● Task directions: Each entry has to be copied exactly, with nothing missed.

(Dataset listings of figures)
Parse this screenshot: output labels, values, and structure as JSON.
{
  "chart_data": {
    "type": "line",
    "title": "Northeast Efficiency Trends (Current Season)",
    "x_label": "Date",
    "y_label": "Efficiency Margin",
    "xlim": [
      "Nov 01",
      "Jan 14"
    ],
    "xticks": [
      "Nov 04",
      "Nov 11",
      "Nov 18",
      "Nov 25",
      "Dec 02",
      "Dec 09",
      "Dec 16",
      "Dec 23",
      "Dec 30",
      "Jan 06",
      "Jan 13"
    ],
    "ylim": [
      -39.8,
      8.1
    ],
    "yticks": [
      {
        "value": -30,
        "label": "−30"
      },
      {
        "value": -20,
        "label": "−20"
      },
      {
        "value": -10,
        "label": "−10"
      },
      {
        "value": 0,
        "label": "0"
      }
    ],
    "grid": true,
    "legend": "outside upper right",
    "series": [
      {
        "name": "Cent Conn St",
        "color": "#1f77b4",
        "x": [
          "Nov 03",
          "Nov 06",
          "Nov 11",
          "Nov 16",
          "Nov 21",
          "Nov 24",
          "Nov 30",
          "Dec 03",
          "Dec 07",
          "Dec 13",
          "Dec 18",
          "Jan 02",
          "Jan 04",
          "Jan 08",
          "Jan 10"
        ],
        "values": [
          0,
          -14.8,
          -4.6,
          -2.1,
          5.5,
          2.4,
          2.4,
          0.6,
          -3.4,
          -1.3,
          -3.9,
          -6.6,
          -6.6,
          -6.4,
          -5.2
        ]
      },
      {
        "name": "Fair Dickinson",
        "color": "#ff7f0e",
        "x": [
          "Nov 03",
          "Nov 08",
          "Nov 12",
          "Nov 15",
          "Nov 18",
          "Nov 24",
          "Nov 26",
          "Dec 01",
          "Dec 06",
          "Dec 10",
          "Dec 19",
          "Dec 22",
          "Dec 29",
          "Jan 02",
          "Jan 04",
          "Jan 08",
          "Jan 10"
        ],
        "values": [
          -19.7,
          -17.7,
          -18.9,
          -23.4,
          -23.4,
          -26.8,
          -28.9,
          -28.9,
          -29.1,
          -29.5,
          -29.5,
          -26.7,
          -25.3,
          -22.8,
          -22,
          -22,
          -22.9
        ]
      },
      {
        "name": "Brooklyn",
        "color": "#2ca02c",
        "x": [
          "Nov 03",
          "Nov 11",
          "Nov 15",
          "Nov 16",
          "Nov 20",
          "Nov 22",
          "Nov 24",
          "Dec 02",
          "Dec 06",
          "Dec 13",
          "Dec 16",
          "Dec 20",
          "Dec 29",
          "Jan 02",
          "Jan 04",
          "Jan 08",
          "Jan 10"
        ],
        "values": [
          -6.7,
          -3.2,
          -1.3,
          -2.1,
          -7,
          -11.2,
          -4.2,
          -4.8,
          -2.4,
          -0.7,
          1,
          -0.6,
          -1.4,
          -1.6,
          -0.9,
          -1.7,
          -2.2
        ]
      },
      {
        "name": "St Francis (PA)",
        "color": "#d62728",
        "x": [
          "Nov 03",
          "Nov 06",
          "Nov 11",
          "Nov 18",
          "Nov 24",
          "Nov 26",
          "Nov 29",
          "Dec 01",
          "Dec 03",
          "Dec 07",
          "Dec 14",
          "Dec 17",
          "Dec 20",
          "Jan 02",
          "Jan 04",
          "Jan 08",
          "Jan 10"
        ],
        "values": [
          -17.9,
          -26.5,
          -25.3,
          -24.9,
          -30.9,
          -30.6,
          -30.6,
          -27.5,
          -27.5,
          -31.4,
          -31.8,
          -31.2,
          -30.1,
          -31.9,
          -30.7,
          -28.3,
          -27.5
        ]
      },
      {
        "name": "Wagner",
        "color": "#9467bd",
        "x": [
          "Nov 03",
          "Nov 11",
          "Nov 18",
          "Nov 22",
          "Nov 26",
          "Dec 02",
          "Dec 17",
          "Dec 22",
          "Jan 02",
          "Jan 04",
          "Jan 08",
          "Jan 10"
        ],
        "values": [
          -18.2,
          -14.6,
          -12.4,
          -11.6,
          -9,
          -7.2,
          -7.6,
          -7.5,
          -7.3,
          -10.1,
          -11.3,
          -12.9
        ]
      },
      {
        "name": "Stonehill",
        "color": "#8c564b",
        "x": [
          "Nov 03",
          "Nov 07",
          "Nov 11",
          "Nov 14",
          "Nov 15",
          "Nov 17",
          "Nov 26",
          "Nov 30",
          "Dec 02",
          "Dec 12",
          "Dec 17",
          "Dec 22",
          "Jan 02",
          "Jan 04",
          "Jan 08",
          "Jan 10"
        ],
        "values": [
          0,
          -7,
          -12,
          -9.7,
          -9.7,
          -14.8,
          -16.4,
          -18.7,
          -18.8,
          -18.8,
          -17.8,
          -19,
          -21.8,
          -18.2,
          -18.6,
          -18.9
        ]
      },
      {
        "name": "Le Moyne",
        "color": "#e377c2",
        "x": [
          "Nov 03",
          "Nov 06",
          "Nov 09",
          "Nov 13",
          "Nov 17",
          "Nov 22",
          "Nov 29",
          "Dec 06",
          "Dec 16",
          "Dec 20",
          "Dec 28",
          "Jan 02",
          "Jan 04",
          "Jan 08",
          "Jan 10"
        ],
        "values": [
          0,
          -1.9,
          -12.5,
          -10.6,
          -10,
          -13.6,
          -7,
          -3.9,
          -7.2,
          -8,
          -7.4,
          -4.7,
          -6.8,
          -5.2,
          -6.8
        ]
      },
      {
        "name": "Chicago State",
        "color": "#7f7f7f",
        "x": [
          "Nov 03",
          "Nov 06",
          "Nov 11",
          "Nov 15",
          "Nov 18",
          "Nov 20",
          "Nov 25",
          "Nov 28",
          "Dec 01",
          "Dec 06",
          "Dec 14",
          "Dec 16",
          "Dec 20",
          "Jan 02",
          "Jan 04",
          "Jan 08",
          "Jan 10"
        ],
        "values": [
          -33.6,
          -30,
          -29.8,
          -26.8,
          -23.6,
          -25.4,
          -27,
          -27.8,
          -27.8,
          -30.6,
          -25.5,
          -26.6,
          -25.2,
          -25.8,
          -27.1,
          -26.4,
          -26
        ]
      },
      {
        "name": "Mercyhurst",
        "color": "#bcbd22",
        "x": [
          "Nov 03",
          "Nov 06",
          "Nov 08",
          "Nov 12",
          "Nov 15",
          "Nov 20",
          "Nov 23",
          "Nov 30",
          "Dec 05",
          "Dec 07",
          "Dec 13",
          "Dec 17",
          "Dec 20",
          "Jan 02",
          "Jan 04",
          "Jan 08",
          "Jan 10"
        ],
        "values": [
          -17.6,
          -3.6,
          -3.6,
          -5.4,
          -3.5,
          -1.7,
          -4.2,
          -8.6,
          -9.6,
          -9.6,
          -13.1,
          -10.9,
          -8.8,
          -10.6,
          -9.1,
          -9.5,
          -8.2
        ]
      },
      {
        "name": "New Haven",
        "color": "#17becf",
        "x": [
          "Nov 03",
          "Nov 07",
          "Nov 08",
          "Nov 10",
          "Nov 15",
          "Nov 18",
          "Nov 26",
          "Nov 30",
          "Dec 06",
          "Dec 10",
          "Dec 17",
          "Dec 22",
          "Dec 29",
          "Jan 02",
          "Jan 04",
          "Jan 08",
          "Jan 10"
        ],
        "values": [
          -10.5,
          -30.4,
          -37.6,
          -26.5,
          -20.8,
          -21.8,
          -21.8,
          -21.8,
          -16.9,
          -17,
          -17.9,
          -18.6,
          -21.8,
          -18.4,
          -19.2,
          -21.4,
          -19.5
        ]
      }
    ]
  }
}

● The answer:
Parse this screenshot: output labels, values, and structure as JSON.
{
  "chart_data": {
    "type": "line",
    "title": "Northeast Efficiency Trends (Current Season)",
    "x_label": "Date",
    "y_label": "Efficiency Margin",
    "xlim": [
      "Nov 01",
      "Jan 14"
    ],
    "xticks": [
      "Nov 04",
      "Nov 11",
      "Nov 18",
      "Nov 25",
      "Dec 02",
      "Dec 09",
      "Dec 16",
      "Dec 23",
      "Dec 30",
      "Jan 06",
      "Jan 13"
    ],
    "ylim": [
      -39.8,
      8.1
    ],
    "yticks": [
      {
        "value": -30,
        "label": "−30"
      },
      {
        "value": -20,
        "label": "−20"
      },
      {
        "value": -10,
        "label": "−10"
      },
      {
        "value": 0,
        "label": "0"
      }
    ],
    "grid": true,
    "legend": "outside upper right",
    "series": [
      {
        "name": "Cent Conn St",
        "color": "#1f77b4",
        "x": [
          "Nov 03",
          "Nov 06",
          "Nov 11",
          "Nov 16",
          "Nov 21",
          "Nov 24",
          "Nov 30",
          "Dec 03",
          "Dec 07",
          "Dec 13",
          "Dec 18",
          "Jan 02",
          "Jan 04",
          "Jan 08",
          "Jan 10"
        ],
        "values": [
          0,
          -14.8,
          -4.6,
          -2.1,
          5.5,
          2.4,
          2.4,
          0.6,
          -3.4,
          -1.3,
          -3.9,
          -6.6,
          -6.6,
          -6.4,
          -5.2
        ]
      },
      {
        "name": "Fair Dickinson",
        "color": "#ff7f0e",
        "x": [
          "Nov 03",
          "Nov 08",
          "Nov 12",
          "Nov 15",
          "Nov 18",
          "Nov 24",
          "Nov 26",
          "Dec 01",
          "Dec 06",
          "Dec 10",
          "Dec 19",
          "Dec 22",
          "Dec 29",
          "Jan 02",
          "Jan 04",
          "Jan 08",
          "Jan 10"
        ],
        "values": [
          -19.7,
          -17.7,
          -18.9,
          -23.4,
          -23.4,
          -26.8,
          -28.9,
          -28.9,
          -29.1,
          -29.5,
          -29.5,
          -26.7,
          -25.3,
          -22.8,
          -22,
          -22,
          -22.9
        ]
      },
      {
        "name": "Brooklyn",
        "color": "#2ca02c",
        "x": [
          "Nov 03",
          "Nov 11",
          "Nov 15",
          "Nov 16",
          "Nov 20",
          "Nov 22",
          "Nov 24",
          "Dec 02",
          "Dec 06",
          "Dec 13",
          "Dec 16",
          "Dec 20",
          "Dec 29",
          "Jan 02",
          "Jan 04",
          "Jan 08",
          "Jan 10"
        ],
        "values": [
          -6.7,
          -3.2,
          -1.3,
          -2.1,
          -7,
          -11.2,
          -4.2,
          -4.8,
          -2.4,
          -0.7,
          1,
          -0.6,
          -1.4,
          -1.6,
          -0.9,
          -1.7,
          -2.2
        ]
      },
      {
        "name": "St Francis (PA)",
        "color": "#d62728",
        "x": [
          "Nov 03",
          "Nov 06",
          "Nov 11",
          "Nov 18",
          "Nov 24",
          "Nov 26",
          "Nov 29",
          "Dec 01",
          "Dec 03",
          "Dec 07",
          "Dec 14",
          "Dec 17",
          "Dec 20",
          "Jan 02",
          "Jan 04",
          "Jan 08",
          "Jan 10"
        ],
        "values": [
          -17.9,
          -26.5,
          -25.3,
          -24.9,
          -30.9,
          -30.6,
          -30.6,
          -27.5,
          -27.5,
          -31.4,
          -31.8,
          -31.2,
          -30.1,
          -31.9,
          -30.7,
          -28.3,
          -27.5
        ]
      },
      {
        "name": "Wagner",
        "color": "#9467bd",
        "x": [
          "Nov 03",
          "Nov 11",
          "Nov 18",
          "Nov 22",
          "Nov 26",
          "Dec 02",
          "Dec 17",
          "Dec 22",
          "Jan 02",
          "Jan 04",
          "Jan 08",
          "Jan 10"
        ],
        "values": [
          -18.2,
          -14.6,
          -12.4,
          -11.6,
          -9,
          -7.2,
          -7.6,
          -7.5,
          -7.3,
          -10.1,
          -11.3,
          -12.9
        ]
      },
      {
        "name": "Stonehill",
        "color": "#8c564b",
        "x": [
          "Nov 03",
          "Nov 07",
          "Nov 11",
          "Nov 14",
          "Nov 15",
          "Nov 17",
          "Nov 26",
          "Nov 30",
          "Dec 02",
          "Dec 12",
          "Dec 17",
          "Dec 22",
          "Jan 02",
          "Jan 04",
          "Jan 08",
          "Jan 10"
        ],
        "values": [
          0,
          -7,
          -12,
          -9.7,
          -9.7,
          -14.8,
          -16.4,
          -18.7,
          -18.8,
          -18.8,
          -17.8,
          -19,
          -21.8,
          -18.2,
          -18.6,
          -18.9
        ]
      },
      {
        "name": "Le Moyne",
        "color": "#e377c2",
        "x": [
          "Nov 03",
          "Nov 06",
          "Nov 09",
          "Nov 13",
          "Nov 17",
          "Nov 22",
          "Nov 29",
          "Dec 06",
          "Dec 16",
          "Dec 20",
          "Dec 28",
          "Jan 02",
          "Jan 04",
          "Jan 08",
          "Jan 10"
        ],
        "values": [
          0,
          -1.9,
          -12.5,
          -10.6,
          -10,
          -13.6,
          -7,
          -3.9,
          -7.2,
          -8,
          -7.4,
          -4.7,
          -6.8,
          -5.2,
          -6.8
        ]
      },
      {
        "name": "Chicago State",
        "color": "#7f7f7f",
        "x": [
          "Nov 03",
          "Nov 06",
          "Nov 11",
          "Nov 15",
          "Nov 18",
          "Nov 20",
          "Nov 25",
          "Nov 28",
          "Dec 01",
          "Dec 06",
          "Dec 14",
          "Dec 16",
          "Dec 20",
          "Jan 02",
          "Jan 04",
          "Jan 08",
          "Jan 10"
        ],
        "values": [
          -33.6,
          -30,
          -29.8,
          -26.8,
          -23.6,
          -25.4,
          -27,
          -27.8,
          -27.8,
          -30.6,
          -25.5,
          -26.6,
          -25.2,
          -25.8,
          -27.1,
          -26.4,
          -26
        ]
      },
      {
        "name": "Mercyhurst",
        "color": "#bcbd22",
        "x": [
          "Nov 03",
          "Nov 06",
          "Nov 08",
          "Nov 12",
          "Nov 15",
          "Nov 20",
          "Nov 23",
          "Nov 30",
          "Dec 05",
          "Dec 07",
          "Dec 13",
          "Dec 17",
          "Dec 20",
          "Jan 02",
          "Jan 04",
          "Jan 08",
          "Jan 10"
        ],
        "values": [
          -17.6,
          -3.6,
          -3.6,
          -5.4,
          -3.5,
          -1.7,
          -4.2,
          -8.6,
          -9.6,
          -9.6,
          -13.1,
          -10.9,
          -8.8,
          -10.6,
          -9.1,
          -9.5,
          -8.2
        ]
      },
      {
        "name": "New Haven",
        "color": "#17becf",
        "x": [
          "Nov 03",
          "Nov 07",
          "Nov 08",
          "Nov 10",
          "Nov 15",
          "Nov 18",
          "Nov 26",
          "Nov 30",
          "Dec 06",
          "Dec 10",
          "Dec 17",
          "Dec 22",
          "Dec 29",
          "Jan 02",
          "Jan 04",
          "Jan 08",
          "Jan 10"
        ],
        "values": [
          -10.5,
          -30.4,
          -37.6,
          -26.5,
          -20.8,
          -21.8,
          -21.8,
          -21.8,
          -16.9,
          -17,
          -17.9,
          -18.6,
          -21.8,
          -18.4,
          -19.2,
          -21.4,
          -19.5
        ]
      }
    ]
  }
}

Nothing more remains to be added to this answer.